- **Set exercise**
From the entries that follow, pick out all lines holding "detached".

· · · ·

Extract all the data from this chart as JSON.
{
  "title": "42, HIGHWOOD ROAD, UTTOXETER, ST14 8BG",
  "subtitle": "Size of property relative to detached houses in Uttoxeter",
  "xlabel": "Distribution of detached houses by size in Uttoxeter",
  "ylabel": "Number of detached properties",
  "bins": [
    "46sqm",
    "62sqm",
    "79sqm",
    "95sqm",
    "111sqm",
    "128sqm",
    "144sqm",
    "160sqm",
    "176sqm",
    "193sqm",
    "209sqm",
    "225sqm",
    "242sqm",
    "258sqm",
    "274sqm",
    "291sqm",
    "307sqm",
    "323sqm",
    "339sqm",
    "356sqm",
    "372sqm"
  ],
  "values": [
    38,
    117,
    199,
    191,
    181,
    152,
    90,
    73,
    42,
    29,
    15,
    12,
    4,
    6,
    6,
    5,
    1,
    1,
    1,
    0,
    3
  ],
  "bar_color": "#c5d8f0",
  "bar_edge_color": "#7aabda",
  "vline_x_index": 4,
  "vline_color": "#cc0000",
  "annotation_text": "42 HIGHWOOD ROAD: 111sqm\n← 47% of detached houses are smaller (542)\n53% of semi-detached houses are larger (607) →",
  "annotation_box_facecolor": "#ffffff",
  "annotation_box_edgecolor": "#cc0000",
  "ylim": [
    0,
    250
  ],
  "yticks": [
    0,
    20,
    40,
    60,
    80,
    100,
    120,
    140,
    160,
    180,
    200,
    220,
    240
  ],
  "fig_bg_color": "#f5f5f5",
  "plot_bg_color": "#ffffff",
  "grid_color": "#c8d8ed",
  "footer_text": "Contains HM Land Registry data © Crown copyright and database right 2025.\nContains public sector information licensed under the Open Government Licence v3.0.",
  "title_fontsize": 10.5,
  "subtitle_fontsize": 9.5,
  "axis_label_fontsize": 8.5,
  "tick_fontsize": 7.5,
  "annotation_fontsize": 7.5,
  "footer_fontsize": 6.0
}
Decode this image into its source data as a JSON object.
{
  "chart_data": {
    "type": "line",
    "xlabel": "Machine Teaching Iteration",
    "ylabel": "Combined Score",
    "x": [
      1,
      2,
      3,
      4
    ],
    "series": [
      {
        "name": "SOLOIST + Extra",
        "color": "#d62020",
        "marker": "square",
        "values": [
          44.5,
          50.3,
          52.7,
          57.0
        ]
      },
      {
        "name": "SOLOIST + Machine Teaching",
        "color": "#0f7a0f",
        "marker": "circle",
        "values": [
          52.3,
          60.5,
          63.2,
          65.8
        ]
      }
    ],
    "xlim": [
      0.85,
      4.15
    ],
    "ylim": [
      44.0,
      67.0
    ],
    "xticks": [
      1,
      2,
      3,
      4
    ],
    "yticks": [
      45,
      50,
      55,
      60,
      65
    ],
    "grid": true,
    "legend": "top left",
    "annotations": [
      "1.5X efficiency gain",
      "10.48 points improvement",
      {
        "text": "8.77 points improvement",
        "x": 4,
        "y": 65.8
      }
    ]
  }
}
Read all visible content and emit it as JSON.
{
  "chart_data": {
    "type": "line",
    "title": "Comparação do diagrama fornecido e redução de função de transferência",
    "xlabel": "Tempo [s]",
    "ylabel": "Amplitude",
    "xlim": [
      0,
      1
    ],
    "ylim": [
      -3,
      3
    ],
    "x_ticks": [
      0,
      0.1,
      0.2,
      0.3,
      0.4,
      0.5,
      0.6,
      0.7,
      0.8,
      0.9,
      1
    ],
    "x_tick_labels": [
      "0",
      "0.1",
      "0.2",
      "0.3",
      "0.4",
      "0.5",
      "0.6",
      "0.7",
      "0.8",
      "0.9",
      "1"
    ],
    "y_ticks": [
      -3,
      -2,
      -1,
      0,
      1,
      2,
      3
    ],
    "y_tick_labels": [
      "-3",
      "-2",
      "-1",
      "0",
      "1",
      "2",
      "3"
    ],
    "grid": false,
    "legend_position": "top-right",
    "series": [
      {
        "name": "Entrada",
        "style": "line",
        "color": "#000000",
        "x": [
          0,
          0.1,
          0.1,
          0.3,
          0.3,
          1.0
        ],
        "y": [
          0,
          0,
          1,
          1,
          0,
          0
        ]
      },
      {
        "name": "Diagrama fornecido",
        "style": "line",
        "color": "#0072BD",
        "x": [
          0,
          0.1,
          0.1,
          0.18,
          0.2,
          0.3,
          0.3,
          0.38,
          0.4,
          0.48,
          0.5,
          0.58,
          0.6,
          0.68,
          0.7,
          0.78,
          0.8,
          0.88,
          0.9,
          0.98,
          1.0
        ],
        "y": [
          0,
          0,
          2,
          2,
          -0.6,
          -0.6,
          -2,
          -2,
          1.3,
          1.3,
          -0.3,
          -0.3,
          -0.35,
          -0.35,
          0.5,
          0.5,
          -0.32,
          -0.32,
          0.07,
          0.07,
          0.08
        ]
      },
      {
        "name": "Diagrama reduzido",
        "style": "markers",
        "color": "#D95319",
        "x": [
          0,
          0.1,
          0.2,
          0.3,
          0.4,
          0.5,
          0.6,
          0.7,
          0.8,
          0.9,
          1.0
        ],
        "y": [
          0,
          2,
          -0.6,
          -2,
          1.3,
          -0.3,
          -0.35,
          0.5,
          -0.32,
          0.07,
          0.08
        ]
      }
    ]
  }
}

· · · ·

- **Solution to this task**
  "subtitle": "Size of property relative to detached houses in Uttoxeter",
  "xlabel": "Distribution of detached houses by size in Uttoxeter",
  "ylabel": "Number of detached properties",
  "annotation_text": "42 HIGHWOOD ROAD: 111sqm\n← 47% of detached houses are smaller (542)\n53% of semi-detached houses are larger (607) →",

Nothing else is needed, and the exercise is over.